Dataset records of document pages
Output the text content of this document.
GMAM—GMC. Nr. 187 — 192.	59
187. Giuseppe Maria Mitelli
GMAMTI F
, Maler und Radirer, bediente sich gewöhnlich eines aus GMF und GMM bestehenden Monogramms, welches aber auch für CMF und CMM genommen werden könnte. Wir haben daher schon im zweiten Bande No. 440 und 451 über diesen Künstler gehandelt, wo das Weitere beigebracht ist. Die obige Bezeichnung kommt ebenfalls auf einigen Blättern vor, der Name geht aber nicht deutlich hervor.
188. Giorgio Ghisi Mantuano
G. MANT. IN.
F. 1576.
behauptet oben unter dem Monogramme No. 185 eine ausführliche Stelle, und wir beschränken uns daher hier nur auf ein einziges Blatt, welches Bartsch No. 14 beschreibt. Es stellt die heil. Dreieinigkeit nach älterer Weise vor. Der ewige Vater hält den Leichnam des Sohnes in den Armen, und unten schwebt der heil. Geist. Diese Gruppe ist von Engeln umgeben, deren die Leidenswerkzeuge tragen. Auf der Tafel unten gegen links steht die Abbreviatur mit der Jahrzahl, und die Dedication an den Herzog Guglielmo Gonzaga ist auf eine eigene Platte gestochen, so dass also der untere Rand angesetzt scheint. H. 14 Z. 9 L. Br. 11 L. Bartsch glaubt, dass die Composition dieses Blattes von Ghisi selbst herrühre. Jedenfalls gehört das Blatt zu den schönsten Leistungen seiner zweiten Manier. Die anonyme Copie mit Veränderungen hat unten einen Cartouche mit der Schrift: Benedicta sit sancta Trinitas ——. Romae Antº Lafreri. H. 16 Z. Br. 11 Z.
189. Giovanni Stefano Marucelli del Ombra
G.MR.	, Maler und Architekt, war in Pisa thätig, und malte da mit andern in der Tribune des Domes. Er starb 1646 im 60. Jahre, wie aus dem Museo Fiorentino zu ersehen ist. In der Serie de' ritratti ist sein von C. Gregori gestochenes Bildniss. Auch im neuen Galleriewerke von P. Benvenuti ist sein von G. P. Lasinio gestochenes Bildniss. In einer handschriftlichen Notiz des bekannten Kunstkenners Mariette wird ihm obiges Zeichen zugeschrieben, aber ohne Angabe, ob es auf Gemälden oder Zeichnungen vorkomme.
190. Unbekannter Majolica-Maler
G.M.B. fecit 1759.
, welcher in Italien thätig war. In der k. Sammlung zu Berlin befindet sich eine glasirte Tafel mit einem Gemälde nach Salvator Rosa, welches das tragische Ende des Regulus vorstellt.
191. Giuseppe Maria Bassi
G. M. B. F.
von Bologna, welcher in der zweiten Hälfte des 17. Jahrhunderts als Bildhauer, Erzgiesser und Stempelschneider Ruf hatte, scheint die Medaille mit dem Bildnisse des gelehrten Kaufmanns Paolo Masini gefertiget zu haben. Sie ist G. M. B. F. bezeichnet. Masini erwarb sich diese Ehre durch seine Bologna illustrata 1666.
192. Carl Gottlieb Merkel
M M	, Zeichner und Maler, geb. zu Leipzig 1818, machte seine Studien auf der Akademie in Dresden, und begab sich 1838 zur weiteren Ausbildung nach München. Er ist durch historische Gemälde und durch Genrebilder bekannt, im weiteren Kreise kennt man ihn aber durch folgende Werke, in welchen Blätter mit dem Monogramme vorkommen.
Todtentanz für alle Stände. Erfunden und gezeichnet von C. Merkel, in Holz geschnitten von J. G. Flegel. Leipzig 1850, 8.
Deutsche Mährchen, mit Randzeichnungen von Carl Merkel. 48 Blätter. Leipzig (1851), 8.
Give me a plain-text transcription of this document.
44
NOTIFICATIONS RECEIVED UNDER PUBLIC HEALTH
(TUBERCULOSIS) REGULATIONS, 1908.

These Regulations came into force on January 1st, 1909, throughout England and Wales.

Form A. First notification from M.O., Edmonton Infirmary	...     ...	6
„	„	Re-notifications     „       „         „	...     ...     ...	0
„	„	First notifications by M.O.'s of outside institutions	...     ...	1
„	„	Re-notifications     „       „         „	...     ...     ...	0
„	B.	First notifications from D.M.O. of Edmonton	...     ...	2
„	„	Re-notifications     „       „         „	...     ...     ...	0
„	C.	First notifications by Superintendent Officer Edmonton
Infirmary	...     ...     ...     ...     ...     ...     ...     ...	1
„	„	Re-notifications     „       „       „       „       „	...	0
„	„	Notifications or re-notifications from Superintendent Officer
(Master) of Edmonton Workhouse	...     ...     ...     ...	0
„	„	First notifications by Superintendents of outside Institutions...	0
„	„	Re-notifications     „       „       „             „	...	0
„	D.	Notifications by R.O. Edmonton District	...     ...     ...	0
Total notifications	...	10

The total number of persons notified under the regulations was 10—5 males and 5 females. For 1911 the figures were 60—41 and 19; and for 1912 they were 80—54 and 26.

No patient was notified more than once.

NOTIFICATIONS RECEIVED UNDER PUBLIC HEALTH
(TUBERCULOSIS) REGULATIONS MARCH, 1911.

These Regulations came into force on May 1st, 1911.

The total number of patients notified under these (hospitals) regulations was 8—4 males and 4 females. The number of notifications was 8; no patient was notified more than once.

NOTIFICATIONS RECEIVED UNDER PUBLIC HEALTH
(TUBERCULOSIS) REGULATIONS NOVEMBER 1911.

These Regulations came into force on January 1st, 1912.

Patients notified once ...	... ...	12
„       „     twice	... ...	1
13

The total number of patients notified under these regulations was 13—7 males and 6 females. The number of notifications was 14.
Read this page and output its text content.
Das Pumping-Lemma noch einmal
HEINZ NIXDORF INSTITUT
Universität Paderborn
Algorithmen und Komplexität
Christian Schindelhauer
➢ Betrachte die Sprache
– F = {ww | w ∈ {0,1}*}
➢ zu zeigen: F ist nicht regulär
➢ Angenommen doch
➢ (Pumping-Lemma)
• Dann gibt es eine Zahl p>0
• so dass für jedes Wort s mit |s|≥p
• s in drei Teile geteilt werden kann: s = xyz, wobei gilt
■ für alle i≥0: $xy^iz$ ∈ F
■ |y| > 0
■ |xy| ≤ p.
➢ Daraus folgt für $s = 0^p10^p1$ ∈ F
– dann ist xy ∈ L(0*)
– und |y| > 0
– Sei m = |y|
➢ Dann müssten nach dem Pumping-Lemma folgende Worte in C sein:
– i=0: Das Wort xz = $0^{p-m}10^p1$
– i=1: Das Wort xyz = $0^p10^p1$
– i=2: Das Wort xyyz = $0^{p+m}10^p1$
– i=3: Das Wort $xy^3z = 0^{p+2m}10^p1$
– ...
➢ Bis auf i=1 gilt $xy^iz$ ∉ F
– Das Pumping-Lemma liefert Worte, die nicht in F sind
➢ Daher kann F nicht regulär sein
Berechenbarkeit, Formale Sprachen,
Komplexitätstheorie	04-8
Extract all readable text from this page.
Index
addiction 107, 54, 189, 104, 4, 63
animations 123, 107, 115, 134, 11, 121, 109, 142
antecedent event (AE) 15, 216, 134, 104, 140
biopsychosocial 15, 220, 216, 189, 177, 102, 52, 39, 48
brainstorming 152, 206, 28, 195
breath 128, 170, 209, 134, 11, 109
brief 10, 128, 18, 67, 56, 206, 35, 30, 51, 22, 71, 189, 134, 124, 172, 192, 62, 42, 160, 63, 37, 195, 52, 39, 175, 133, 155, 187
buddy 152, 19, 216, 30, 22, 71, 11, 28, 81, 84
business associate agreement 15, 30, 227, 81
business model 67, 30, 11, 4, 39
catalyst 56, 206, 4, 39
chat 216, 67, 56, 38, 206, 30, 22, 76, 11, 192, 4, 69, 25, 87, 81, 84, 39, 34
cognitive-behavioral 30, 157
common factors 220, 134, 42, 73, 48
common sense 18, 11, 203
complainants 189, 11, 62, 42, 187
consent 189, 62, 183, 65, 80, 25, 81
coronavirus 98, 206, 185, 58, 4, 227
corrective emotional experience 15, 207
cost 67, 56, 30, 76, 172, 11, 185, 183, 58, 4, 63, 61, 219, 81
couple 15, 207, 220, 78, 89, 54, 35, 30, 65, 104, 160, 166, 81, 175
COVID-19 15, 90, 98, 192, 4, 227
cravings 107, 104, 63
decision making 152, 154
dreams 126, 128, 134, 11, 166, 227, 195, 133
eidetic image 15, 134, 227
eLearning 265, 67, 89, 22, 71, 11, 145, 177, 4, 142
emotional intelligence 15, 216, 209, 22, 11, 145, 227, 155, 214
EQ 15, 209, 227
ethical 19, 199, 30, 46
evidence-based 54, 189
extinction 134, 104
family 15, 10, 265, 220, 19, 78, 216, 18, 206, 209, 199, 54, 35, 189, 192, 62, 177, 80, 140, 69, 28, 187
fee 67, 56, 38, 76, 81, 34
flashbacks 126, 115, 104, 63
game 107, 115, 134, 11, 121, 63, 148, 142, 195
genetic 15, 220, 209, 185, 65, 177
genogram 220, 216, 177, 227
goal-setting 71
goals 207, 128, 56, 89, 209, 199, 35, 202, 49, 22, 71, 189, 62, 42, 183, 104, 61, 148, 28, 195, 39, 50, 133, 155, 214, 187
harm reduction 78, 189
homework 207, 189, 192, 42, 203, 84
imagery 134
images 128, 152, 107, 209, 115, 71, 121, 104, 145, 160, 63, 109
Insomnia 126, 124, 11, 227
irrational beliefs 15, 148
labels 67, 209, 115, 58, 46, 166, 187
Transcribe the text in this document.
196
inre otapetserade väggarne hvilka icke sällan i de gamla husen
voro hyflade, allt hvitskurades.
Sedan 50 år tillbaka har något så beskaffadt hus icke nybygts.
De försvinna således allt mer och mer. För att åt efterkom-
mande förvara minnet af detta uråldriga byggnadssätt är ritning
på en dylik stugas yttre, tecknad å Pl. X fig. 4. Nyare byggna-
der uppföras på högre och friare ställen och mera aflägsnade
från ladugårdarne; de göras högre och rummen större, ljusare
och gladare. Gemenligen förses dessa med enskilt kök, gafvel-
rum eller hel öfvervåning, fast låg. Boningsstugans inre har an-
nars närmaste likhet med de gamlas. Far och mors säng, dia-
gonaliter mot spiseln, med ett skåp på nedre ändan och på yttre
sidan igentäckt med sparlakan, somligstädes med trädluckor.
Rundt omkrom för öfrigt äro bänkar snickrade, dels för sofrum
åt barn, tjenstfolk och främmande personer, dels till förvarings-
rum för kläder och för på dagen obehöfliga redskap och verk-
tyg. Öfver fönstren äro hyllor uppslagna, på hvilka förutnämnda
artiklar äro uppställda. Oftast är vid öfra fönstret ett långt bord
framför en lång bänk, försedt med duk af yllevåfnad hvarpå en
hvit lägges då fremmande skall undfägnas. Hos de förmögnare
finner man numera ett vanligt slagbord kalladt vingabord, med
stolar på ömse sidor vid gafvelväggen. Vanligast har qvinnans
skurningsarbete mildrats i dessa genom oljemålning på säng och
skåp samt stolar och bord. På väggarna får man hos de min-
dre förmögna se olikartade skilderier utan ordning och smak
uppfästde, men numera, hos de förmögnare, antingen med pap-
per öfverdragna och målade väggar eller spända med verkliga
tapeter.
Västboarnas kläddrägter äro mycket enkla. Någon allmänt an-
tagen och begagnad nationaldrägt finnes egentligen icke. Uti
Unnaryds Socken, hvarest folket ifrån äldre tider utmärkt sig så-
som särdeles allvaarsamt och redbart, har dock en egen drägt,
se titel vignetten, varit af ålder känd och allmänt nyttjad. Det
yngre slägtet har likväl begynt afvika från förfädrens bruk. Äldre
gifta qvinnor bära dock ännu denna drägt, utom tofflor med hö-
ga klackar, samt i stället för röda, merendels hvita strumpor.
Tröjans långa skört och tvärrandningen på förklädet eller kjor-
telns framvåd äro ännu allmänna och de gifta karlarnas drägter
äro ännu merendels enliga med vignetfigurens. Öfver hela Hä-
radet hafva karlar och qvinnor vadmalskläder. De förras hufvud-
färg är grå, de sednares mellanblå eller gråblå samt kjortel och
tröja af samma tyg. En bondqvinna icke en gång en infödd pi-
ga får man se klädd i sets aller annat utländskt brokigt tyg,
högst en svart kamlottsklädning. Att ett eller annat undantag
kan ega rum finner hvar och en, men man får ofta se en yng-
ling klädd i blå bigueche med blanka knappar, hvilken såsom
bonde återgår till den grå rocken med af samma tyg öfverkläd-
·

> _About this task_: Every line containing the string "allt" is required; copy each such line from the data.

> _Problem solution_:
voro hyflade, allt hvitskurades.
De försvinna således allt mer och mer. För att åt efterkom-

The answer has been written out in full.